**What to do**.
Find the lines containing the word "巨龙之心" and copy every one of them.

* start *

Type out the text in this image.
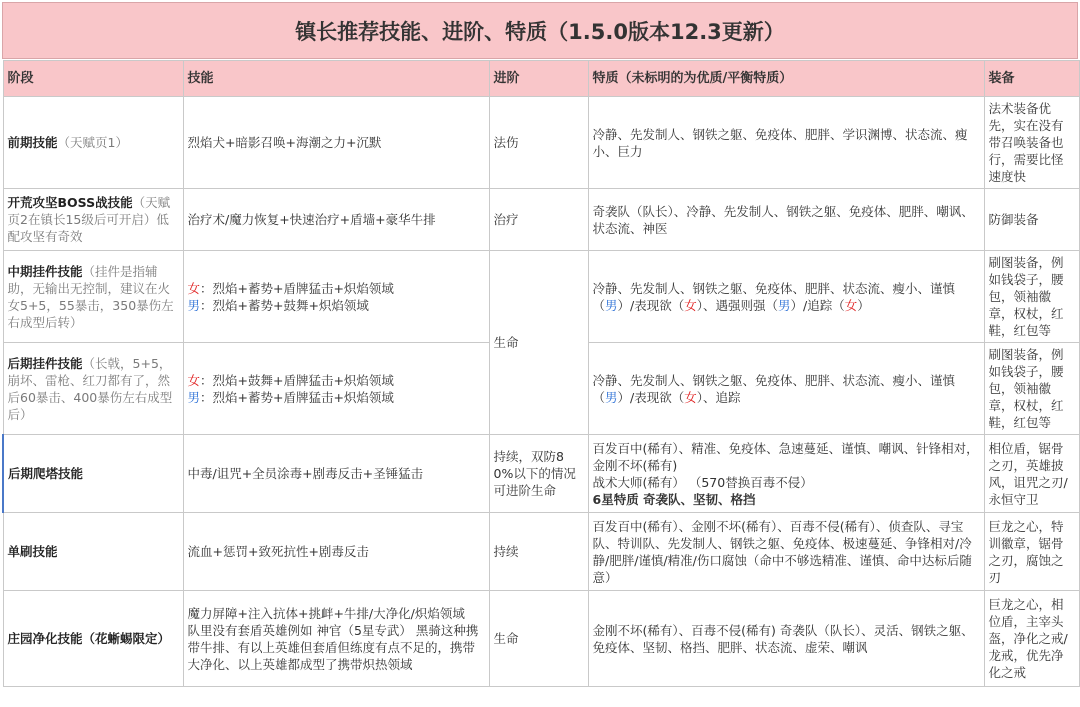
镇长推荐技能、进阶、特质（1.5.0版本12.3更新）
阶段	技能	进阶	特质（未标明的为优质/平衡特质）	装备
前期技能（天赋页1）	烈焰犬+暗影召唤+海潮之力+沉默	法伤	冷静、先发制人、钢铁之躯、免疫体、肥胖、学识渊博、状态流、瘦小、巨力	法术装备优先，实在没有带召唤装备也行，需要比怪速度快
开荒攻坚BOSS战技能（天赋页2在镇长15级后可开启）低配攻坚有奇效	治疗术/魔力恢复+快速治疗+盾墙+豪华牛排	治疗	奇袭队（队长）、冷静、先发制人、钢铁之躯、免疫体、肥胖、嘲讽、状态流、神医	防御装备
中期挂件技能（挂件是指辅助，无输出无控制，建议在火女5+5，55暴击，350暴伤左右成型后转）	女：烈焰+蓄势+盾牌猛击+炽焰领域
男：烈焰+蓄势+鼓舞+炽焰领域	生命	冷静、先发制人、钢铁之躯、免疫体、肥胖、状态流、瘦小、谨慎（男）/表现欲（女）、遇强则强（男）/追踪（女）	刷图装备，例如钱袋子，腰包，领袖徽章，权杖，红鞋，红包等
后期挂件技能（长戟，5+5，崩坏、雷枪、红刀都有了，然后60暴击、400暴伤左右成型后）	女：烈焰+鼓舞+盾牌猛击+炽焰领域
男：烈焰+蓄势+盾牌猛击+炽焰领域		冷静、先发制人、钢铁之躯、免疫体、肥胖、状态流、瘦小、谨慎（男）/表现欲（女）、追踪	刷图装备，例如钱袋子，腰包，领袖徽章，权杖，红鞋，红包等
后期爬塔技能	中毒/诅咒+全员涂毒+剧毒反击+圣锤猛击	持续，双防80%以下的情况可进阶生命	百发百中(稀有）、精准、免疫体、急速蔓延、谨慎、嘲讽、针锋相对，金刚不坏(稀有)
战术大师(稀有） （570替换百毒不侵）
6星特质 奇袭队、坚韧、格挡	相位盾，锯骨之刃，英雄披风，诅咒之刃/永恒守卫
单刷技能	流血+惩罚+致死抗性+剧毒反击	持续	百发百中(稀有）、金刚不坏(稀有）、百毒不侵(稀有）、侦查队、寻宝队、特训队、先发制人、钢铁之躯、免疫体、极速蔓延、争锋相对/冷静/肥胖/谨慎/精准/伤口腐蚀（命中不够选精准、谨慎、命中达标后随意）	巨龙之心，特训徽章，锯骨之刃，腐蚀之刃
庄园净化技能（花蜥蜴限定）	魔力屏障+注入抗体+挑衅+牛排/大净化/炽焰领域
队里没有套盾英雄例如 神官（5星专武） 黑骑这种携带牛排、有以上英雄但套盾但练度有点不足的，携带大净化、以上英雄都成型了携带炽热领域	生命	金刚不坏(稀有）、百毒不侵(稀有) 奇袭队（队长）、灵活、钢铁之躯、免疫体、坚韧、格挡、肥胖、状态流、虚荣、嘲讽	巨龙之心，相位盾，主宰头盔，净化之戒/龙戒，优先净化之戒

* end *
* start *

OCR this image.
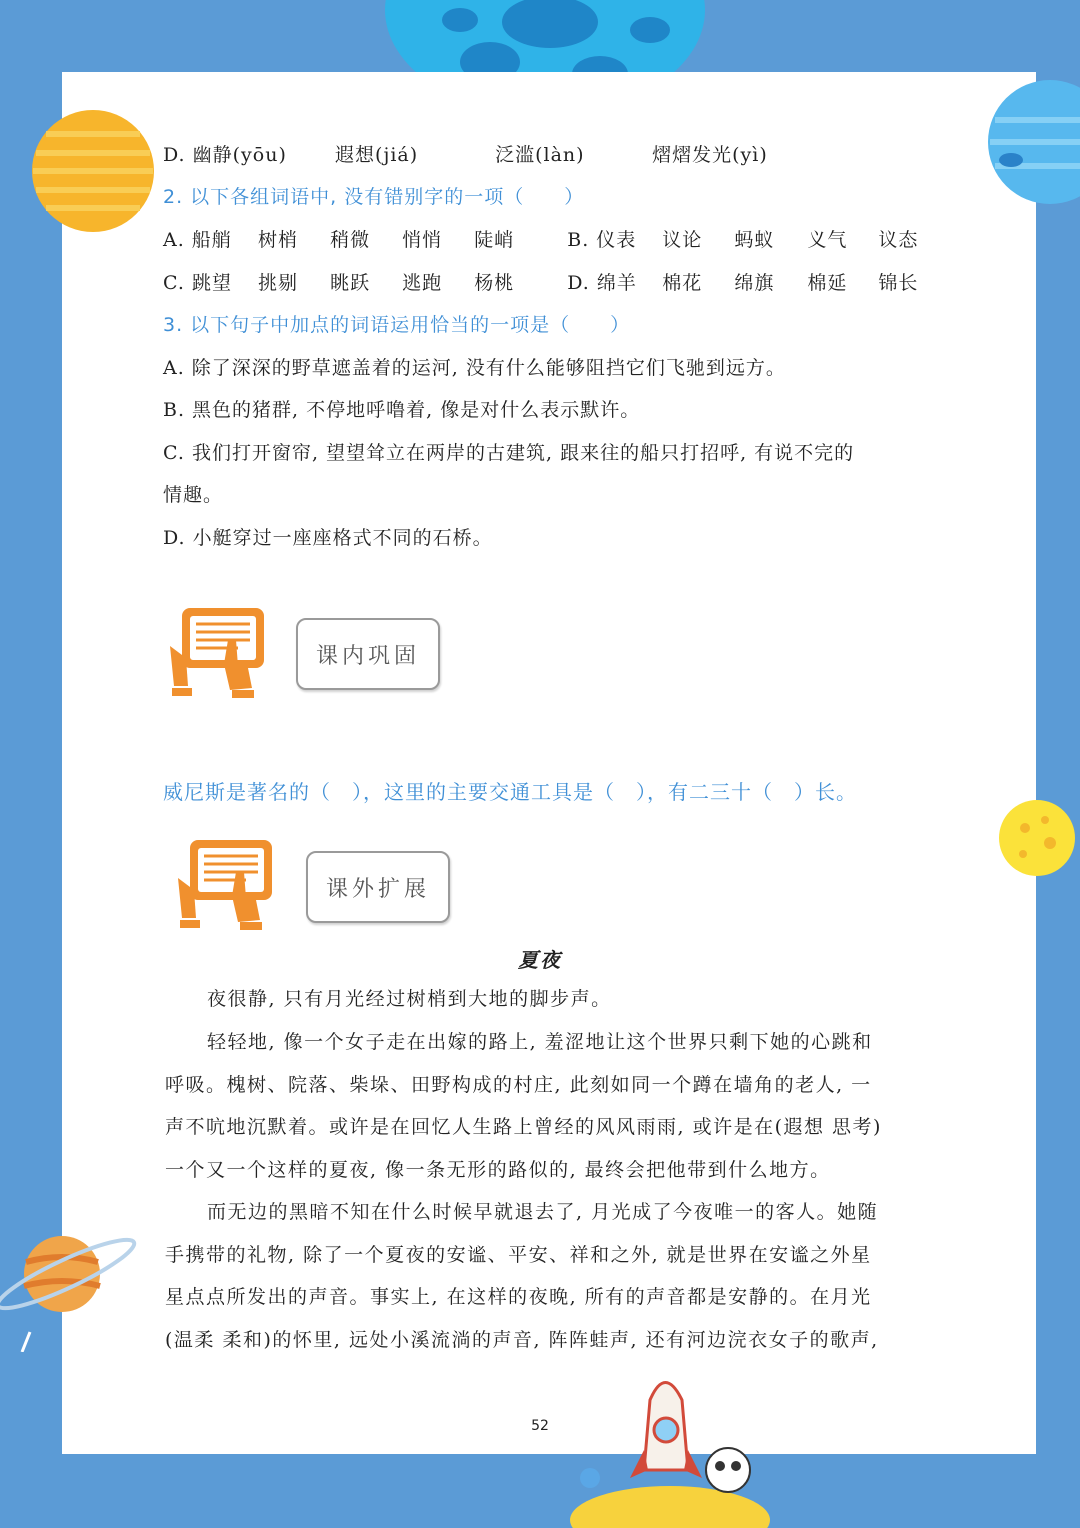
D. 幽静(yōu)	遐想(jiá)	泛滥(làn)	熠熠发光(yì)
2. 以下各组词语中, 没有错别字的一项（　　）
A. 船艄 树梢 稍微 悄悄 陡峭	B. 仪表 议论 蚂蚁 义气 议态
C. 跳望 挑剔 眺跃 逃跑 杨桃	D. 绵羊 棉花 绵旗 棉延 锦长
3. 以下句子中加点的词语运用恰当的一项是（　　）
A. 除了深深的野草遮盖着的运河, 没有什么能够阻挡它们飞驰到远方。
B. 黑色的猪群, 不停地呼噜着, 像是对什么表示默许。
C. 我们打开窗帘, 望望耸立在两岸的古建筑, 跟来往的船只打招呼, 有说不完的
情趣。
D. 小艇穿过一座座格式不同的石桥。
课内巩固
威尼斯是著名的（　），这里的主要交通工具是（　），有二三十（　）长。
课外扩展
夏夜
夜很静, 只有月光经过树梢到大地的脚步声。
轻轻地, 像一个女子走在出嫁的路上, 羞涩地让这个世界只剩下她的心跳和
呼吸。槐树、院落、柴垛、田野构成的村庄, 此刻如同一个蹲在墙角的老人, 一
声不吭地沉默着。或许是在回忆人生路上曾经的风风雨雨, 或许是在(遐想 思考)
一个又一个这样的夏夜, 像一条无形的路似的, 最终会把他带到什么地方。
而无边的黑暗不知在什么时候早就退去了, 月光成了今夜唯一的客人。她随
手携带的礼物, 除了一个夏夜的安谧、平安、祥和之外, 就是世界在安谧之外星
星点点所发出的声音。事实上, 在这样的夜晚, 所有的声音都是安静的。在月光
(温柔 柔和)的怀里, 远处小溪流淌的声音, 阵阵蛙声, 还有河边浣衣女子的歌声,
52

* end *

**Answer**.
单刷技能	流血+惩罚+致死抗性+剧毒反击	持续	百发百中(稀有）、金刚不坏(稀有）、百毒不侵(稀有）、侦查队、寻宝队、特训队、先发制人、钢铁之躯、免疫体、极速蔓延、争锋相对/冷静/肥胖/谨慎/精准/伤口腐蚀（命中不够选精准、谨慎、命中达标后随意）	巨龙之心，特训徽章，锯骨之刃，腐蚀之刃
队里没有套盾英雄例如 神官（5星专武） 黑骑这种携带牛排、有以上英雄但套盾但练度有点不足的，携带大净化、以上英雄都成型了携带炽热领域	生命	金刚不坏(稀有）、百毒不侵(稀有) 奇袭队（队长）、灵活、钢铁之躯、免疫体、坚韧、格挡、肥胖、状态流、虚荣、嘲讽	巨龙之心，相位盾，主宰头盔，净化之戒/龙戒，优先净化之戒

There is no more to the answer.